Stored records
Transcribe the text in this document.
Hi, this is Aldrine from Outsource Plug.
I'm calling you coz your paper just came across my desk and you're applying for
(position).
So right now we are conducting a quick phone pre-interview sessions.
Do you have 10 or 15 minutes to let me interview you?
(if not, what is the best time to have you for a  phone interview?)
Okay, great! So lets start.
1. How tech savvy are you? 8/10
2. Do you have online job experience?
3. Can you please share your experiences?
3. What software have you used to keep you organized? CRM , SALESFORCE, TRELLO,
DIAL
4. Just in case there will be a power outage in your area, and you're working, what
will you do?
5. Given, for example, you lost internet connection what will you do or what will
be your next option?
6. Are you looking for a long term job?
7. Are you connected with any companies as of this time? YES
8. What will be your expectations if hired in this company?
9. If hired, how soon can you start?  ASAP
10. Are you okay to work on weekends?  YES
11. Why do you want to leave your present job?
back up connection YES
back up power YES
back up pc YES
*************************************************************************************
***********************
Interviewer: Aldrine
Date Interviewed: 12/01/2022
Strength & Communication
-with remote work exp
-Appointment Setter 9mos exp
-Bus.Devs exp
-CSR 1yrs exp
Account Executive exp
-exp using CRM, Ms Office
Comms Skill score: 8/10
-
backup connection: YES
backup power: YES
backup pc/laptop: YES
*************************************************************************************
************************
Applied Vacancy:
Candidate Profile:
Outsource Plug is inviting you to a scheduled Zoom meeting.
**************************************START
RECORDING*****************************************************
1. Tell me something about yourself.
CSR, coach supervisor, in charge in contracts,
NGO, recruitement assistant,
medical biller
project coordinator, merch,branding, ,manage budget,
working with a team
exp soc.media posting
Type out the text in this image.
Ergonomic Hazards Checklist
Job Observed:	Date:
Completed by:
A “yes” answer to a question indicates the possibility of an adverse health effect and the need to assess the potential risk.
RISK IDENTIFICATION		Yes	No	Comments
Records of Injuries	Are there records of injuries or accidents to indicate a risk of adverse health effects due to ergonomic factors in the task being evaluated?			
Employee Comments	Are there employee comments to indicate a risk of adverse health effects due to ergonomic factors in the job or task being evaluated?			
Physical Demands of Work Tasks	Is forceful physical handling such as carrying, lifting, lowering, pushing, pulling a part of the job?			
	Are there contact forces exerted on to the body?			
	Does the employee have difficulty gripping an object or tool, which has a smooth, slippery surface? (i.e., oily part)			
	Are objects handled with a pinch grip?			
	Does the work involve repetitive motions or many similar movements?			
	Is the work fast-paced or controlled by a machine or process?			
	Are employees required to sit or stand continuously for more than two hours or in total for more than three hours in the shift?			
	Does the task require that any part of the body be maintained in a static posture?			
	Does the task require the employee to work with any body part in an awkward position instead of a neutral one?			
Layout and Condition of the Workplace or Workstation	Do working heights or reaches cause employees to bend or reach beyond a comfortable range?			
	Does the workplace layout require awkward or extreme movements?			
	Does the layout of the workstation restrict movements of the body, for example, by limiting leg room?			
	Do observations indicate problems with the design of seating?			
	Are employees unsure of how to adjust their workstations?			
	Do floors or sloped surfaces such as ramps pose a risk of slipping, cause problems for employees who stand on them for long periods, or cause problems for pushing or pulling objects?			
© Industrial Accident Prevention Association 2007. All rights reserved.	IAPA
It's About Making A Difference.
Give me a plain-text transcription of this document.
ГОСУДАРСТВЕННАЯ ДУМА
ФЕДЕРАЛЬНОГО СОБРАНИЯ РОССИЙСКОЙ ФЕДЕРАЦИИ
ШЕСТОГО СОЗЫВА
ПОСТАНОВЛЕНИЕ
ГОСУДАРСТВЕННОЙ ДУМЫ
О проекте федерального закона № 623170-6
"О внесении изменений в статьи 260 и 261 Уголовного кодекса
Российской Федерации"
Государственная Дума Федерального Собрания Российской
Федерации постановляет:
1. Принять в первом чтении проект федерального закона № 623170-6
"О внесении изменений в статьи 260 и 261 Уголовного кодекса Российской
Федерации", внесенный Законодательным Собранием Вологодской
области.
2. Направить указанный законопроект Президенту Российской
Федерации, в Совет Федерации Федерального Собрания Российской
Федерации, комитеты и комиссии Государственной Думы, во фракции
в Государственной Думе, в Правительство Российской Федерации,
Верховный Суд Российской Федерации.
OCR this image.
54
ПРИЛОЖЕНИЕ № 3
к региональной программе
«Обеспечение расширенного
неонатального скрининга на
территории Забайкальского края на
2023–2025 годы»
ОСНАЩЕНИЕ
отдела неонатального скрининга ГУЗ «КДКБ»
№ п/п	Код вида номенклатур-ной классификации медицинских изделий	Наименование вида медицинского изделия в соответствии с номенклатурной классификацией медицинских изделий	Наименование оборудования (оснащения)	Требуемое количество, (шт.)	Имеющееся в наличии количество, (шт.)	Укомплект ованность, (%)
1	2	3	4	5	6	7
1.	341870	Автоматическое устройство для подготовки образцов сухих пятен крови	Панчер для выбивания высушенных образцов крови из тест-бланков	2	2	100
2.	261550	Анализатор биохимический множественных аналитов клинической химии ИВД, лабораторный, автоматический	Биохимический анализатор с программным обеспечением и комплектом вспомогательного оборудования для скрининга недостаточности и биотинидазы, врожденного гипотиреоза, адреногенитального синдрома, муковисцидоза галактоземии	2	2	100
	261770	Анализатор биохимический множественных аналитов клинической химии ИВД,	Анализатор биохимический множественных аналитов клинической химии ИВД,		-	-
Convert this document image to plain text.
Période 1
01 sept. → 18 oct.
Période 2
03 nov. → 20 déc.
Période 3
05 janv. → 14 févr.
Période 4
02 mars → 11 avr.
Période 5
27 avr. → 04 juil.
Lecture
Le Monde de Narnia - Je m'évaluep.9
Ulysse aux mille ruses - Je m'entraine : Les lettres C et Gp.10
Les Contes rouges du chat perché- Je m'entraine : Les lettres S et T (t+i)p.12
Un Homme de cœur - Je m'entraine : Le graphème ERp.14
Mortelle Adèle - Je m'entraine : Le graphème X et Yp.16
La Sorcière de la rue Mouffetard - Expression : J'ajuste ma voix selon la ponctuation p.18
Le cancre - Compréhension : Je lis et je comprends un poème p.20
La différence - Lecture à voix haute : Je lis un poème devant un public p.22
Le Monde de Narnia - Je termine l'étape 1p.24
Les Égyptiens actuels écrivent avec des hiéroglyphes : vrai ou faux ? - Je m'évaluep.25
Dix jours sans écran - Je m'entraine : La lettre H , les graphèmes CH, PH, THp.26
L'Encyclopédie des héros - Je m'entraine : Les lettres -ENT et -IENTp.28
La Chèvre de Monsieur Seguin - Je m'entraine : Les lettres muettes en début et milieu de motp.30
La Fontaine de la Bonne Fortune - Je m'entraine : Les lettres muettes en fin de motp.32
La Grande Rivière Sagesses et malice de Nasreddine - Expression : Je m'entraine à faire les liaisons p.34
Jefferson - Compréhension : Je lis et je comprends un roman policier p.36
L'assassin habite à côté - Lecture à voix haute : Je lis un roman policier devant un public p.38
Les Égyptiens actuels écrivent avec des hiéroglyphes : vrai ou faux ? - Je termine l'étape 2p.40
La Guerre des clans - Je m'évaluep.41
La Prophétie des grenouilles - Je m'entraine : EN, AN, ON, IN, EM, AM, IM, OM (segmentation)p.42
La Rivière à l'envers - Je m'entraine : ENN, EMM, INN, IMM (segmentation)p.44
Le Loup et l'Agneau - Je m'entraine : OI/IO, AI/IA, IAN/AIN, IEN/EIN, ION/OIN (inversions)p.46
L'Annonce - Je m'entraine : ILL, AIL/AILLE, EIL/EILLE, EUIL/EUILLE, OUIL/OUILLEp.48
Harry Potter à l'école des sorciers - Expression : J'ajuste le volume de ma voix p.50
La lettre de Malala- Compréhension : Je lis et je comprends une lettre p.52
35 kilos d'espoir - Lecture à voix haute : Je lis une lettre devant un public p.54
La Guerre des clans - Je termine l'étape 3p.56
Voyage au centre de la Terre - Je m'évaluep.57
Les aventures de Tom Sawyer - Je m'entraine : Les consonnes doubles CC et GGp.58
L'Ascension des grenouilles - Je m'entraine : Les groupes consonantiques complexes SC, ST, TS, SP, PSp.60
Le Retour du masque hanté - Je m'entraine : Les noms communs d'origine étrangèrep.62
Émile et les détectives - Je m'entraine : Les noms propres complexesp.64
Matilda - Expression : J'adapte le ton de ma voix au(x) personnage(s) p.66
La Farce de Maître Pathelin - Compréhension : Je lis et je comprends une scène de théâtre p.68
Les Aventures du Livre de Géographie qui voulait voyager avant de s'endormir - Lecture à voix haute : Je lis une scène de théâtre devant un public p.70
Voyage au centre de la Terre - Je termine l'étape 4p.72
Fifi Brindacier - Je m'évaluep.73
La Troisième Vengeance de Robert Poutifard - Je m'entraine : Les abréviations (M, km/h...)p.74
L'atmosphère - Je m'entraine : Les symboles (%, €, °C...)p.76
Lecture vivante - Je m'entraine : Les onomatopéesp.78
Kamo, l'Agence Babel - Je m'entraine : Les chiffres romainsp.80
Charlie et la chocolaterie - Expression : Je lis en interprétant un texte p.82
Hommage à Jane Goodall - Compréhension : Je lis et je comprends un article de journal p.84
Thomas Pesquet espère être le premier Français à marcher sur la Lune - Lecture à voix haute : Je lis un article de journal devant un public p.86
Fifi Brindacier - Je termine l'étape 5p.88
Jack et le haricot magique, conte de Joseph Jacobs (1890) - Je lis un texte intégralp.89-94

■ **What is needed**:
Track down every line with the word "this" and copy it.

■ **Task output**:
Transcribe the text in this document.
Hi, this is Aldrine from Outsource Plug.
7. Are you connected with any companies as of this time? YES
8. What will be your expectations if hired in this company?
Type out the text in this image.
Give me a plain-text transcription of this document.
OCR this image.
Convert this document image to plain text.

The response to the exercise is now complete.